(Stated problem): Provide an exact reproduction of every entry.

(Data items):
******
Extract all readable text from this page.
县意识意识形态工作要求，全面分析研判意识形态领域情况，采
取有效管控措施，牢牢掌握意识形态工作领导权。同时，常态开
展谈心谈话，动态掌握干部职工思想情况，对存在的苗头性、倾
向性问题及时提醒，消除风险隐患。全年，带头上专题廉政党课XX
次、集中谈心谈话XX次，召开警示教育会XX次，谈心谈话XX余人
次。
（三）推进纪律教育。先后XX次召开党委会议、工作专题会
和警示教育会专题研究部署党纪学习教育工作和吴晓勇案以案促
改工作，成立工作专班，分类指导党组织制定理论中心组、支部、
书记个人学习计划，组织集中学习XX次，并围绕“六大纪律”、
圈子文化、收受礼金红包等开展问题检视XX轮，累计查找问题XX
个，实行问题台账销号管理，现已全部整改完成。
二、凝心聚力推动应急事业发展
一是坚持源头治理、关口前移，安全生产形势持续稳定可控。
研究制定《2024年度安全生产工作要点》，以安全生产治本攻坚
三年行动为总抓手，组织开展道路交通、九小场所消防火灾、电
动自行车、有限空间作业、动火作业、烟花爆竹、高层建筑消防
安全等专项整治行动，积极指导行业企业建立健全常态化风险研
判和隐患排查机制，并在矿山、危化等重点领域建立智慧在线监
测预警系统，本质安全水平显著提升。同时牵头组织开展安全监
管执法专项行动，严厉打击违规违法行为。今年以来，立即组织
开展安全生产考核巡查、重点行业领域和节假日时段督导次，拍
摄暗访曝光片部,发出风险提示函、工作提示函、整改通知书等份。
******
(Exercise output):
Extract all readable text from this page.
县意识意识形态工作要求，全面分析研判意识形态领域情况，采
取有效管控措施，牢牢掌握意识形态工作领导权。同时，常态开
展谈心谈话，动态掌握干部职工思想情况，对存在的苗头性、倾
向性问题及时提醒，消除风险隐患。全年，带头上专题廉政党课XX
次、集中谈心谈话XX次，召开警示教育会XX次，谈心谈话XX余人
次。
（三）推进纪律教育。先后XX次召开党委会议、工作专题会
和警示教育会专题研究部署党纪学习教育工作和吴晓勇案以案促
改工作，成立工作专班，分类指导党组织制定理论中心组、支部、
书记个人学习计划，组织集中学习XX次，并围绕“六大纪律”、
圈子文化、收受礼金红包等开展问题检视XX轮，累计查找问题XX
个，实行问题台账销号管理，现已全部整改完成。
二、凝心聚力推动应急事业发展
一是坚持源头治理、关口前移，安全生产形势持续稳定可控。
研究制定《2024年度安全生产工作要点》，以安全生产治本攻坚
三年行动为总抓手，组织开展道路交通、九小场所消防火灾、电
动自行车、有限空间作业、动火作业、烟花爆竹、高层建筑消防
安全等专项整治行动，积极指导行业企业建立健全常态化风险研
判和隐患排查机制，并在矿山、危化等重点领域建立智慧在线监
测预警系统，本质安全水平显著提升。同时牵头组织开展安全监
管执法专项行动，严厉打击违规违法行为。今年以来，立即组织
开展安全生产考核巡查、重点行业领域和节假日时段督导次，拍
摄暗访曝光片部,发出风险提示函、工作提示函、整改通知书等份。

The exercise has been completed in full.